Short problem :: Go through the records and copy each line where the word "Securities" occurs.

-- start of Record extracts --

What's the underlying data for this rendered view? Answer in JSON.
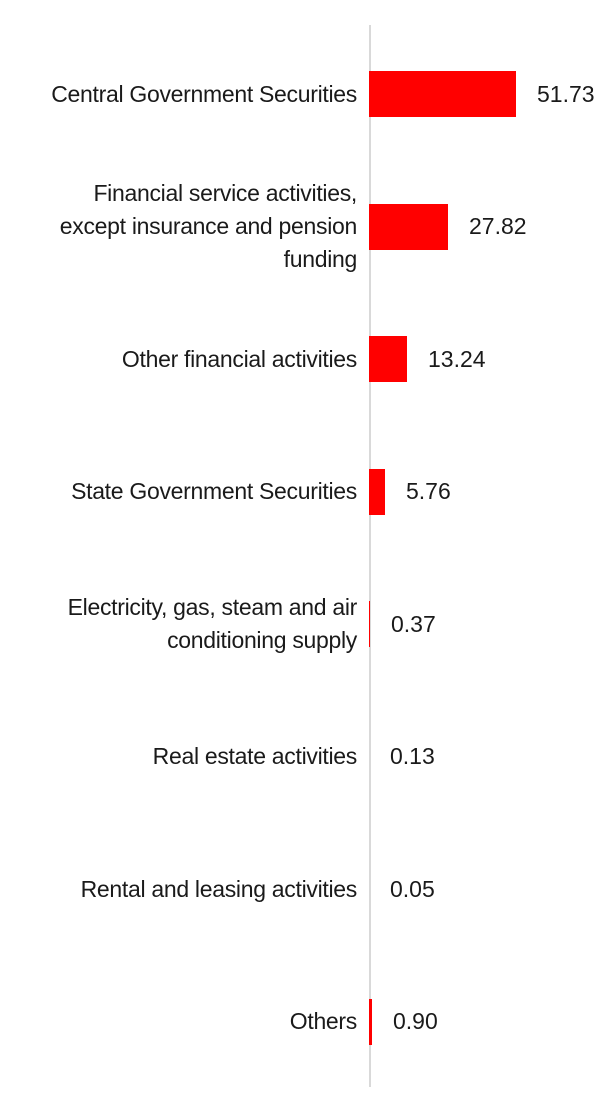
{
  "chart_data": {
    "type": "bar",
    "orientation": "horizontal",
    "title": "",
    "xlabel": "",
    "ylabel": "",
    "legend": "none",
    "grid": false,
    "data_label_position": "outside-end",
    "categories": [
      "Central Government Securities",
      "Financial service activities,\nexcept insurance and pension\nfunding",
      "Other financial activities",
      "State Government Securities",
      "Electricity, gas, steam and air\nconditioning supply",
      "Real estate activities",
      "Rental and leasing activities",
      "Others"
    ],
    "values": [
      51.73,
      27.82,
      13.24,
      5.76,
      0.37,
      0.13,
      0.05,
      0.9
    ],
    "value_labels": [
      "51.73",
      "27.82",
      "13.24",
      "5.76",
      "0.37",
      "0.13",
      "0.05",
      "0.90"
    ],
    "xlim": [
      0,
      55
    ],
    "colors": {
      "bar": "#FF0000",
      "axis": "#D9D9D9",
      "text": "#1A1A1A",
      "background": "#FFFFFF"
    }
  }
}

-- end of Record extracts --

Solved exercise ::
      "Central Government Securities",
      "State Government Securities",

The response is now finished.